(Dataset records)
#####

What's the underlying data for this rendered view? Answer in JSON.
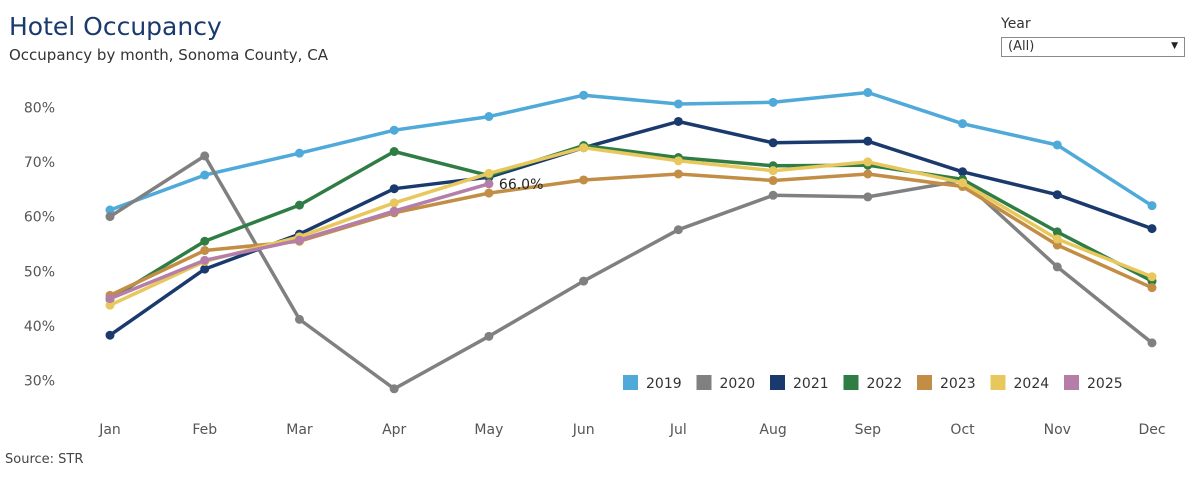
{
  "header": {
    "title": "Hotel Occupancy",
    "subtitle": "Occupancy by month, Sonoma County, CA"
  },
  "filter": {
    "label": "Year",
    "selected": "(All)"
  },
  "footer": {
    "source": "Source: STR"
  },
  "chart_data": {
    "type": "line",
    "title": "Hotel Occupancy",
    "subtitle": "Occupancy by month, Sonoma County, CA",
    "xlabel": "",
    "ylabel": "",
    "categories": [
      "Jan",
      "Feb",
      "Mar",
      "Apr",
      "May",
      "Jun",
      "Jul",
      "Aug",
      "Sep",
      "Oct",
      "Nov",
      "Dec"
    ],
    "ylim": [
      27,
      87
    ],
    "yticks": [
      30,
      40,
      50,
      60,
      70,
      80
    ],
    "ytick_labels": [
      "30%",
      "40%",
      "50%",
      "60%",
      "70%",
      "80%"
    ],
    "grid": false,
    "legend_position": "bottom-right",
    "series": [
      {
        "name": "2019",
        "color": "#4fa9d9",
        "values": [
          61.2,
          67.6,
          71.6,
          75.8,
          78.3,
          82.2,
          80.6,
          80.9,
          82.7,
          77.0,
          73.1,
          62.0
        ]
      },
      {
        "name": "2020",
        "color": "#808080",
        "values": [
          60.0,
          71.1,
          41.2,
          28.5,
          38.1,
          48.2,
          57.6,
          63.9,
          63.6,
          66.6,
          50.8,
          36.9
        ]
      },
      {
        "name": "2021",
        "color": "#1a3a6e",
        "values": [
          38.3,
          50.4,
          56.8,
          65.1,
          67.2,
          72.6,
          77.4,
          73.5,
          73.8,
          68.2,
          64.0,
          57.8
        ]
      },
      {
        "name": "2022",
        "color": "#2f7d45",
        "values": [
          44.9,
          55.5,
          62.1,
          71.9,
          67.5,
          73.0,
          70.8,
          69.3,
          69.4,
          66.8,
          57.2,
          48.2
        ]
      },
      {
        "name": "2023",
        "color": "#c28d45",
        "values": [
          45.6,
          53.8,
          55.5,
          60.7,
          64.3,
          66.7,
          67.8,
          66.6,
          67.8,
          65.5,
          54.8,
          47.0
        ]
      },
      {
        "name": "2024",
        "color": "#e8c85c",
        "values": [
          43.8,
          51.8,
          56.3,
          62.5,
          67.9,
          72.6,
          70.2,
          68.4,
          70.0,
          66.2,
          55.9,
          49.0
        ]
      },
      {
        "name": "2025",
        "color": "#b47ea8",
        "values": [
          45.0,
          52.0,
          55.7,
          61.0,
          66.0,
          null,
          null,
          null,
          null,
          null,
          null,
          null
        ]
      }
    ],
    "annotations": [
      {
        "series": "2025",
        "category": "May",
        "text": "66.0%"
      }
    ]
  }
}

#####

> _EXERCISE GOAL_
For the data above, state only how many lines include the word "month".

> _RESPONSE FOR THIS EXERCISE_
2